Go through the listing and write out all of it exactly.

— START —

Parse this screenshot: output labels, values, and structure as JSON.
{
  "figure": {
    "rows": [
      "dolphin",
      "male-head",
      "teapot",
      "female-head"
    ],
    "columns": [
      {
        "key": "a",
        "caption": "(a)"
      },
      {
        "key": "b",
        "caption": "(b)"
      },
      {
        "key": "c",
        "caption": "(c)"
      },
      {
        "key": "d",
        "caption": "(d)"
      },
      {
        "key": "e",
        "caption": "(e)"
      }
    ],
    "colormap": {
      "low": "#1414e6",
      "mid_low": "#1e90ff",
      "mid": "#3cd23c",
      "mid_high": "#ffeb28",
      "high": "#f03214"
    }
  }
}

— END —

> **Exercise answer**:
Parse this screenshot: output labels, values, and structure as JSON.
{
  "figure": {
    "rows": [
      "dolphin",
      "male-head",
      "teapot",
      "female-head"
    ],
    "columns": [
      {
        "key": "a",
        "caption": "(a)"
      },
      {
        "key": "b",
        "caption": "(b)"
      },
      {
        "key": "c",
        "caption": "(c)"
      },
      {
        "key": "d",
        "caption": "(d)"
      },
      {
        "key": "e",
        "caption": "(e)"
      }
    ],
    "colormap": {
      "low": "#1414e6",
      "mid_low": "#1e90ff",
      "mid": "#3cd23c",
      "mid_high": "#ffeb28",
      "high": "#f03214"
    }
  }
}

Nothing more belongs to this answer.